>> START Record list

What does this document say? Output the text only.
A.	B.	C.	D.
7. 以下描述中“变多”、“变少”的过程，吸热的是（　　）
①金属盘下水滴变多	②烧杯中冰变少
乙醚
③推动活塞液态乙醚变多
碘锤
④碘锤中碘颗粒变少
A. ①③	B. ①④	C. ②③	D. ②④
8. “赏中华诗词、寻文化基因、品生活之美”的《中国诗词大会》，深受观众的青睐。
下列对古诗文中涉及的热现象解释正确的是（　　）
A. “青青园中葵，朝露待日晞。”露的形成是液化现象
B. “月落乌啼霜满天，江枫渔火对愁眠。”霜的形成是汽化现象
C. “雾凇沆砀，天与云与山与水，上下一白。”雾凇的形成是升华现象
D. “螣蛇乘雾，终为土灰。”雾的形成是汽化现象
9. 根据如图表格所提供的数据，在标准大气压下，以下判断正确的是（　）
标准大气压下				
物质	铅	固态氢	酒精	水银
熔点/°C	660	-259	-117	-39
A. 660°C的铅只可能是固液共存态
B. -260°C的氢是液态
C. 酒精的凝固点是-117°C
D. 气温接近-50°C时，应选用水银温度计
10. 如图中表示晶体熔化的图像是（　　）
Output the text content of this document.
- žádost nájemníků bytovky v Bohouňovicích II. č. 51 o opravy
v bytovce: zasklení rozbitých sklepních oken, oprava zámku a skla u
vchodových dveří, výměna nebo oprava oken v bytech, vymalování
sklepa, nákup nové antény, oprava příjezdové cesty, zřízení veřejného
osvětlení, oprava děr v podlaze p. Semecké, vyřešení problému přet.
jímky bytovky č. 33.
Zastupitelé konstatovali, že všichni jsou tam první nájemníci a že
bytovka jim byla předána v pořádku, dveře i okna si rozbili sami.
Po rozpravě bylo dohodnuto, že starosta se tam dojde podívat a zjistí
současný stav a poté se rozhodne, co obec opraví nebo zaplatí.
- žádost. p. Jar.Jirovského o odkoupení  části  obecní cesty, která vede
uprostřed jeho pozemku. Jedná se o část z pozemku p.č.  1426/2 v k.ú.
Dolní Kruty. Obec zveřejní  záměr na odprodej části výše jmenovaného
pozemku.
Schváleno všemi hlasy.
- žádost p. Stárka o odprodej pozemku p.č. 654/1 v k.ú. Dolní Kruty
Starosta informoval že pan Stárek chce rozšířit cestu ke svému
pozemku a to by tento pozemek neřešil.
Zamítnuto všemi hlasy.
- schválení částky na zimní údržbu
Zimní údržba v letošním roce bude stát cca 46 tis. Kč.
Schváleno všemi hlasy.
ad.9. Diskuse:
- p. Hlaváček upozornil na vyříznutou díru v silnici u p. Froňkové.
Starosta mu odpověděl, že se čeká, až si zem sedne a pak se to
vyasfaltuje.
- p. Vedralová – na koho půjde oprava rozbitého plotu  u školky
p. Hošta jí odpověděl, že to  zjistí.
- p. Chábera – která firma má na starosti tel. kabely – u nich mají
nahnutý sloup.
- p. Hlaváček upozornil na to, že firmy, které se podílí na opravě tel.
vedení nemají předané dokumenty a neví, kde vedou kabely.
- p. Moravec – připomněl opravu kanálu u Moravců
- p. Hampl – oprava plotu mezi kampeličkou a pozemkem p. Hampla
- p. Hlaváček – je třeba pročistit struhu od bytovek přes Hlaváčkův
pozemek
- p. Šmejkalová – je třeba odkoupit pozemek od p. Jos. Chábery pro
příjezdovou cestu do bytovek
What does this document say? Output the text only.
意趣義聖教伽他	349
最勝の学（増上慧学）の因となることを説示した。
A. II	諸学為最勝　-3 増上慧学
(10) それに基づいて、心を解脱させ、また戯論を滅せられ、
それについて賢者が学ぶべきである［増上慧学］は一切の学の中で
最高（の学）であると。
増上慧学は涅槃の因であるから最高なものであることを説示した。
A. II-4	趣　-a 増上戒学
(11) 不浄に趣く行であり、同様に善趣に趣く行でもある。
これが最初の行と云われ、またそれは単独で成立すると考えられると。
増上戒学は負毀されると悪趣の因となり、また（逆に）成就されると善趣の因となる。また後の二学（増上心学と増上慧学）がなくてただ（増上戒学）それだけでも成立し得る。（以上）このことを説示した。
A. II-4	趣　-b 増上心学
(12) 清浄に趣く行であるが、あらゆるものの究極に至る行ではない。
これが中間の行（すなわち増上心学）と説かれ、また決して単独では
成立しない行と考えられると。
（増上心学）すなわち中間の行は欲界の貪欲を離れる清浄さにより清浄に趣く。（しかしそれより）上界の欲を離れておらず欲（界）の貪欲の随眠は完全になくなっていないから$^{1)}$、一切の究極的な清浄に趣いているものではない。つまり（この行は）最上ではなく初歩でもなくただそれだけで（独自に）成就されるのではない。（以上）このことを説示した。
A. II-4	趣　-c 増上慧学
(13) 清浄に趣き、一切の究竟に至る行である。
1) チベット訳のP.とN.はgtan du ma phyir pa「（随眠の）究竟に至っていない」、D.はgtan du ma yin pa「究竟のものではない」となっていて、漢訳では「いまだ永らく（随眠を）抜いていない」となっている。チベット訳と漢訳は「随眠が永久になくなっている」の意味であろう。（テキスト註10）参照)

>> END Record list

- _Problem_
Select and copy each line from the data that includes the word "nebo".

- _Output of the exercise_
vchodových dveří, výměna nebo oprava oken v bytech, vymalování
současný stav a poté se rozhodne, co obec opraví nebo zaplatí.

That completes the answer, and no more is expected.